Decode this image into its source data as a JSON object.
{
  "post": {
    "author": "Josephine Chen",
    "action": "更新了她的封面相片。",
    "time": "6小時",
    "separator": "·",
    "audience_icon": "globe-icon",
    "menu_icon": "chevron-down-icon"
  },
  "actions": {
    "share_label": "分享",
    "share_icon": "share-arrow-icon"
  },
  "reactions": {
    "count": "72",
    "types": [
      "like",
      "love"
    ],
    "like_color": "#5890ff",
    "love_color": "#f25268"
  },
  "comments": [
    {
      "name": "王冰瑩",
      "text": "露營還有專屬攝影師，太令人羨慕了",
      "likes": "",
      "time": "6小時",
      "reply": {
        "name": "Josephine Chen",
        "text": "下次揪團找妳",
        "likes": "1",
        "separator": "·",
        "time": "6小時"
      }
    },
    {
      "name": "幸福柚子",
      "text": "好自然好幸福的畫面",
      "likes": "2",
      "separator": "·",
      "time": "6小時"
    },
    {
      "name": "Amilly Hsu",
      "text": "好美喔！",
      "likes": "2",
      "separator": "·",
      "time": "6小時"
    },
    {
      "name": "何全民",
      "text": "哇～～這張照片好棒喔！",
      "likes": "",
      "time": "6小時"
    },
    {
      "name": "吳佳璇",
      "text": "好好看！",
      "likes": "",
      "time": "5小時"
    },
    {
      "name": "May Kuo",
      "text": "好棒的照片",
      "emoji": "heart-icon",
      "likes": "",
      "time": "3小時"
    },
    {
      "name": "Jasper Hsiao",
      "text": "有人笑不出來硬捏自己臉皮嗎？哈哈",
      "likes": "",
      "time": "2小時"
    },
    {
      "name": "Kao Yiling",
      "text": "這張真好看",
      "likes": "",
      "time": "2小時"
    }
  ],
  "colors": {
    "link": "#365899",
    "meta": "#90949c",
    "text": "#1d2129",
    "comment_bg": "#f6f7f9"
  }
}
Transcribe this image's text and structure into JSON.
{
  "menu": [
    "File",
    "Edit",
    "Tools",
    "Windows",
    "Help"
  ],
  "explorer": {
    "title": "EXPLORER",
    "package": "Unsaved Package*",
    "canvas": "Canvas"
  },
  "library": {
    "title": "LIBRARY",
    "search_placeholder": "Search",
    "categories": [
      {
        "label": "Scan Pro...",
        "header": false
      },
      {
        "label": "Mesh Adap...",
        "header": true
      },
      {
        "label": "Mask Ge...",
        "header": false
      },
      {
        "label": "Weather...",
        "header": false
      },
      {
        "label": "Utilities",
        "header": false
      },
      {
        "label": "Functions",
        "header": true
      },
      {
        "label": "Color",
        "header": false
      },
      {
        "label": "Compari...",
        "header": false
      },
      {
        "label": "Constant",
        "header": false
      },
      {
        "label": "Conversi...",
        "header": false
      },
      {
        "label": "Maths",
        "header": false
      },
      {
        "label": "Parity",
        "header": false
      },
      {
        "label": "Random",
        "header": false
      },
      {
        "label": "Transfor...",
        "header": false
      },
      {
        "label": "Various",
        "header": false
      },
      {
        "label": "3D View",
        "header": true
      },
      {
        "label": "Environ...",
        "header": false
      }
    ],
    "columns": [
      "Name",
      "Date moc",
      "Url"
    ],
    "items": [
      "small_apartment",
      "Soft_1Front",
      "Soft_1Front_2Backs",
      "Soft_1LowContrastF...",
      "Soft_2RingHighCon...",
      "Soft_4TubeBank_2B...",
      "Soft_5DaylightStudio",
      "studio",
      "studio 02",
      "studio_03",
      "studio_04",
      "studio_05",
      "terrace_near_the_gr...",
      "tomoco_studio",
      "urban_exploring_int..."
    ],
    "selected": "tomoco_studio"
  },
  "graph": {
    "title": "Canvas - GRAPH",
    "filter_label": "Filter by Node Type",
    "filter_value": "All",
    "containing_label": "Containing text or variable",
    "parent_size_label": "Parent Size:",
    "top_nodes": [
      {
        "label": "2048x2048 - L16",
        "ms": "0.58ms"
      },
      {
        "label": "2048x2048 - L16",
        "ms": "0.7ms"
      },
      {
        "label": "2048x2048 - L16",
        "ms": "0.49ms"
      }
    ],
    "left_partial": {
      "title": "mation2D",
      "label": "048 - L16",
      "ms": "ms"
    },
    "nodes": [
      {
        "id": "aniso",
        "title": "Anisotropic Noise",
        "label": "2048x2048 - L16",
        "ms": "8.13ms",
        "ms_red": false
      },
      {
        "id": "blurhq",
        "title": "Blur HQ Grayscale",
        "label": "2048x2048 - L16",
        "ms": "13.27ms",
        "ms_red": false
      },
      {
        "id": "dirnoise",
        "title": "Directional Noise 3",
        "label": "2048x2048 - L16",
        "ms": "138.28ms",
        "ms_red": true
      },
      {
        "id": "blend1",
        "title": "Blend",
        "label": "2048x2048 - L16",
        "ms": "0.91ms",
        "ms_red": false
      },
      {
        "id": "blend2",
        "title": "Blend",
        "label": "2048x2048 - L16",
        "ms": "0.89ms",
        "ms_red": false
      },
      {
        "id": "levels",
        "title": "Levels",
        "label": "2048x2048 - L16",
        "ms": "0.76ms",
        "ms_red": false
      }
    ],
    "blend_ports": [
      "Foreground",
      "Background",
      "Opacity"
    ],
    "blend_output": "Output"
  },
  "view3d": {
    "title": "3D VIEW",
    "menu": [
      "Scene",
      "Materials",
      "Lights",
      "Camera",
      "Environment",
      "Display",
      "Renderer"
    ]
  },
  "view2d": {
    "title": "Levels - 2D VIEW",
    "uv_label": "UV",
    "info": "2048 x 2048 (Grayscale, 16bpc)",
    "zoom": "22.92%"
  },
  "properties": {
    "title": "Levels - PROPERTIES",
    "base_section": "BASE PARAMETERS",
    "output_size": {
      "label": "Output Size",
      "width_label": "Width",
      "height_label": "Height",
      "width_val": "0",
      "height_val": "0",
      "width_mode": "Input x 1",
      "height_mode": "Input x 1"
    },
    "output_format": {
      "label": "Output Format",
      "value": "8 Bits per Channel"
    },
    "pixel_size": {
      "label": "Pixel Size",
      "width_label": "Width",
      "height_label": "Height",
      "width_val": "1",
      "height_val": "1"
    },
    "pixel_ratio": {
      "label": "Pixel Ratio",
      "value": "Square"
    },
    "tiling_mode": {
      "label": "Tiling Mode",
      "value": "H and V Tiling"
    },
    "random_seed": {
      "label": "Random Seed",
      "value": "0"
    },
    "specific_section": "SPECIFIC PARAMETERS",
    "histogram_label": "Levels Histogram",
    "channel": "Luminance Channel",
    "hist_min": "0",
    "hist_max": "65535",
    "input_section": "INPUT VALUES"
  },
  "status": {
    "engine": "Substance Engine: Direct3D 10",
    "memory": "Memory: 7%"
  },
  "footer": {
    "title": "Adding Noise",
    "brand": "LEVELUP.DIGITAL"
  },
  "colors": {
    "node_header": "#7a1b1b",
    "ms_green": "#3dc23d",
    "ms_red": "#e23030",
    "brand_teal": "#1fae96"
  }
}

========

TASK: From the records above, extract each line exactly as shown.

ANSWER FOR THE TASK:
Decode this image into its source data as a JSON object.
{
  "post": {
    "author": "Josephine Chen",
    "action": "更新了她的封面相片。",
    "time": "6小時",
    "separator": "·",
    "audience_icon": "globe-icon",
    "menu_icon": "chevron-down-icon"
  },
  "actions": {
    "share_label": "分享",
    "share_icon": "share-arrow-icon"
  },
  "reactions": {
    "count": "72",
    "types": [
      "like",
      "love"
    ],
    "like_color": "#5890ff",
    "love_color": "#f25268"
  },
  "comments": [
    {
      "name": "王冰瑩",
      "text": "露營還有專屬攝影師，太令人羨慕了",
      "likes": "",
      "time": "6小時",
      "reply": {
        "name": "Josephine Chen",
        "text": "下次揪團找妳",
        "likes": "1",
        "separator": "·",
        "time": "6小時"
      }
    },
    {
      "name": "幸福柚子",
      "text": "好自然好幸福的畫面",
      "likes": "2",
      "separator": "·",
      "time": "6小時"
    },
    {
      "name": "Amilly Hsu",
      "text": "好美喔！",
      "likes": "2",
      "separator": "·",
      "time": "6小時"
    },
    {
      "name": "何全民",
      "text": "哇～～這張照片好棒喔！",
      "likes": "",
      "time": "6小時"
    },
    {
      "name": "吳佳璇",
      "text": "好好看！",
      "likes": "",
      "time": "5小時"
    },
    {
      "name": "May Kuo",
      "text": "好棒的照片",
      "emoji": "heart-icon",
      "likes": "",
      "time": "3小時"
    },
    {
      "name": "Jasper Hsiao",
      "text": "有人笑不出來硬捏自己臉皮嗎？哈哈",
      "likes": "",
      "time": "2小時"
    },
    {
      "name": "Kao Yiling",
      "text": "這張真好看",
      "likes": "",
      "time": "2小時"
    }
  ],
  "colors": {
    "link": "#365899",
    "meta": "#90949c",
    "text": "#1d2129",
    "comment_bg": "#f6f7f9"
  }
}
Transcribe this image's text and structure into JSON.
{
  "menu": [
    "File",
    "Edit",
    "Tools",
    "Windows",
    "Help"
  ],
  "explorer": {
    "title": "EXPLORER",
    "package": "Unsaved Package*",
    "canvas": "Canvas"
  },
  "library": {
    "title": "LIBRARY",
    "search_placeholder": "Search",
    "categories": [
      {
        "label": "Scan Pro...",
        "header": false
      },
      {
        "label": "Mesh Adap...",
        "header": true
      },
      {
        "label": "Mask Ge...",
        "header": false
      },
      {
        "label": "Weather...",
        "header": false
      },
      {
        "label": "Utilities",
        "header": false
      },
      {
        "label": "Functions",
        "header": true
      },
      {
        "label": "Color",
        "header": false
      },
      {
        "label": "Compari...",
        "header": false
      },
      {
        "label": "Constant",
        "header": false
      },
      {
        "label": "Conversi...",
        "header": false
      },
      {
        "label": "Maths",
        "header": false
      },
      {
        "label": "Parity",
        "header": false
      },
      {
        "label": "Random",
        "header": false
      },
      {
        "label": "Transfor...",
        "header": false
      },
      {
        "label": "Various",
        "header": false
      },
      {
        "label": "3D View",
        "header": true
      },
      {
        "label": "Environ...",
        "header": false
      }
    ],
    "columns": [
      "Name",
      "Date moc",
      "Url"
    ],
    "items": [
      "small_apartment",
      "Soft_1Front",
      "Soft_1Front_2Backs",
      "Soft_1LowContrastF...",
      "Soft_2RingHighCon...",
      "Soft_4TubeBank_2B...",
      "Soft_5DaylightStudio",
      "studio",
      "studio 02",
      "studio_03",
      "studio_04",
      "studio_05",
      "terrace_near_the_gr...",
      "tomoco_studio",
      "urban_exploring_int..."
    ],
    "selected": "tomoco_studio"
  },
  "graph": {
    "title": "Canvas - GRAPH",
    "filter_label": "Filter by Node Type",
    "filter_value": "All",
    "containing_label": "Containing text or variable",
    "parent_size_label": "Parent Size:",
    "top_nodes": [
      {
        "label": "2048x2048 - L16",
        "ms": "0.58ms"
      },
      {
        "label": "2048x2048 - L16",
        "ms": "0.7ms"
      },
      {
        "label": "2048x2048 - L16",
        "ms": "0.49ms"
      }
    ],
    "left_partial": {
      "title": "mation2D",
      "label": "048 - L16",
      "ms": "ms"
    },
    "nodes": [
      {
        "id": "aniso",
        "title": "Anisotropic Noise",
        "label": "2048x2048 - L16",
        "ms": "8.13ms",
        "ms_red": false
      },
      {
        "id": "blurhq",
        "title": "Blur HQ Grayscale",
        "label": "2048x2048 - L16",
        "ms": "13.27ms",
        "ms_red": false
      },
      {
        "id": "dirnoise",
        "title": "Directional Noise 3",
        "label": "2048x2048 - L16",
        "ms": "138.28ms",
        "ms_red": true
      },
      {
        "id": "blend1",
        "title": "Blend",
        "label": "2048x2048 - L16",
        "ms": "0.91ms",
        "ms_red": false
      },
      {
        "id": "blend2",
        "title": "Blend",
        "label": "2048x2048 - L16",
        "ms": "0.89ms",
        "ms_red": false
      },
      {
        "id": "levels",
        "title": "Levels",
        "label": "2048x2048 - L16",
        "ms": "0.76ms",
        "ms_red": false
      }
    ],
    "blend_ports": [
      "Foreground",
      "Background",
      "Opacity"
    ],
    "blend_output": "Output"
  },
  "view3d": {
    "title": "3D VIEW",
    "menu": [
      "Scene",
      "Materials",
      "Lights",
      "Camera",
      "Environment",
      "Display",
      "Renderer"
    ]
  },
  "view2d": {
    "title": "Levels - 2D VIEW",
    "uv_label": "UV",
    "info": "2048 x 2048 (Grayscale, 16bpc)",
    "zoom": "22.92%"
  },
  "properties": {
    "title": "Levels - PROPERTIES",
    "base_section": "BASE PARAMETERS",
    "output_size": {
      "label": "Output Size",
      "width_label": "Width",
      "height_label": "Height",
      "width_val": "0",
      "height_val": "0",
      "width_mode": "Input x 1",
      "height_mode": "Input x 1"
    },
    "output_format": {
      "label": "Output Format",
      "value": "8 Bits per Channel"
    },
    "pixel_size": {
      "label": "Pixel Size",
      "width_label": "Width",
      "height_label": "Height",
      "width_val": "1",
      "height_val": "1"
    },
    "pixel_ratio": {
      "label": "Pixel Ratio",
      "value": "Square"
    },
    "tiling_mode": {
      "label": "Tiling Mode",
      "value": "H and V Tiling"
    },
    "random_seed": {
      "label": "Random Seed",
      "value": "0"
    },
    "specific_section": "SPECIFIC PARAMETERS",
    "histogram_label": "Levels Histogram",
    "channel": "Luminance Channel",
    "hist_min": "0",
    "hist_max": "65535",
    "input_section": "INPUT VALUES"
  },
  "status": {
    "engine": "Substance Engine: Direct3D 10",
    "memory": "Memory: 7%"
  },
  "footer": {
    "title": "Adding Noise",
    "brand": "LEVELUP.DIGITAL"
  },
  "colors": {
    "node_header": "#7a1b1b",
    "ms_green": "#3dc23d",
    "ms_red": "#e23030",
    "brand_teal": "#1fae96"
  }
}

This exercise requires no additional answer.